WHAT IS ASKED:
Images are not part of the copy; transcribe all the data exactly.

EXTRACTED MATERIAL:
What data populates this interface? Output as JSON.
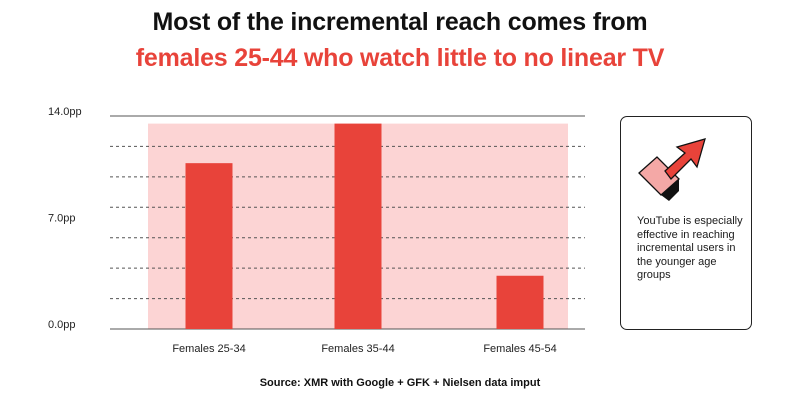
{
  "title": {
    "line1": "Most of the incremental reach comes from",
    "line2": "females 25-44 who watch little to no linear TV"
  },
  "colors": {
    "accent": "#e8433a",
    "highlight_band": "#fcd4d4"
  },
  "chart_data": {
    "type": "bar",
    "categories": [
      "Females 25-34",
      "Females 35-44",
      "Females 45-54"
    ],
    "values": [
      10.9,
      13.5,
      3.5
    ],
    "ylim": [
      0,
      14
    ],
    "ytick_values": [
      0,
      7,
      14
    ],
    "ytick_labels": [
      "0.0pp",
      "7.0pp",
      "14.0pp"
    ],
    "gridlines": [
      2,
      4,
      6,
      8,
      10,
      12
    ],
    "grid": true,
    "band_top_value": 13.5,
    "bar_color": "#e8433a",
    "legend": "none"
  },
  "callout": {
    "icon": "arrow-up-right-icon",
    "text": "YouTube is especially effective in reaching incremental users in the younger age groups"
  },
  "source": "Source: XMR with Google + GFK + Nielsen data imput"
}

THE ANSWER:
What data populates this interface? Output as JSON.
{
  "title": {
    "line1": "Most of the incremental reach comes from",
    "line2": "females 25-44 who watch little to no linear TV"
  },
  "colors": {
    "accent": "#e8433a",
    "highlight_band": "#fcd4d4"
  },
  "chart_data": {
    "type": "bar",
    "categories": [
      "Females 25-34",
      "Females 35-44",
      "Females 45-54"
    ],
    "values": [
      10.9,
      13.5,
      3.5
    ],
    "ylim": [
      0,
      14
    ],
    "ytick_values": [
      0,
      7,
      14
    ],
    "ytick_labels": [
      "0.0pp",
      "7.0pp",
      "14.0pp"
    ],
    "gridlines": [
      2,
      4,
      6,
      8,
      10,
      12
    ],
    "grid": true,
    "band_top_value": 13.5,
    "bar_color": "#e8433a",
    "legend": "none"
  },
  "callout": {
    "icon": "arrow-up-right-icon",
    "text": "YouTube is especially effective in reaching incremental users in the younger age groups"
  },
  "source": "Source: XMR with Google + GFK + Nielsen data imput"
}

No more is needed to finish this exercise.